## TASK DETAILS
Repeat, without any change, the entries presented below.

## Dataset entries
━━━━━━

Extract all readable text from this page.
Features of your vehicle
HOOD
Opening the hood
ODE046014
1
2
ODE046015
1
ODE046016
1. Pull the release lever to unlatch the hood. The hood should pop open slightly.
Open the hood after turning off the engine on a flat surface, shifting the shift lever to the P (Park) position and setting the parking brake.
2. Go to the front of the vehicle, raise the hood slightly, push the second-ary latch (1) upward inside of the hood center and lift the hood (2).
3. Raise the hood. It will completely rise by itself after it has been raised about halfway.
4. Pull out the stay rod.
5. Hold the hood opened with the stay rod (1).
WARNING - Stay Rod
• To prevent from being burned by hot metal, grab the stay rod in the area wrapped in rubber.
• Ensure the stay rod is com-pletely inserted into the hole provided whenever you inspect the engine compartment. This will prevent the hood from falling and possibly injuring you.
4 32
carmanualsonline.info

━━━━━━

## WRITTEN SOLUTION
Extract all readable text from this page.
Features of your vehicle
HOOD
Opening the hood
ODE046014
1
2
ODE046015
1
ODE046016
1. Pull the release lever to unlatch the hood. The hood should pop open slightly.
Open the hood after turning off the engine on a flat surface, shifting the shift lever to the P (Park) position and setting the parking brake.
2. Go to the front of the vehicle, raise the hood slightly, push the second-ary latch (1) upward inside of the hood center and lift the hood (2).
3. Raise the hood. It will completely rise by itself after it has been raised about halfway.
4. Pull out the stay rod.
5. Hold the hood opened with the stay rod (1).
WARNING - Stay Rod
• To prevent from being burned by hot metal, grab the stay rod in the area wrapped in rubber.
• Ensure the stay rod is com-pletely inserted into the hole provided whenever you inspect the engine compartment. This will prevent the hood from falling and possibly injuring you.
4 32
carmanualsonline.info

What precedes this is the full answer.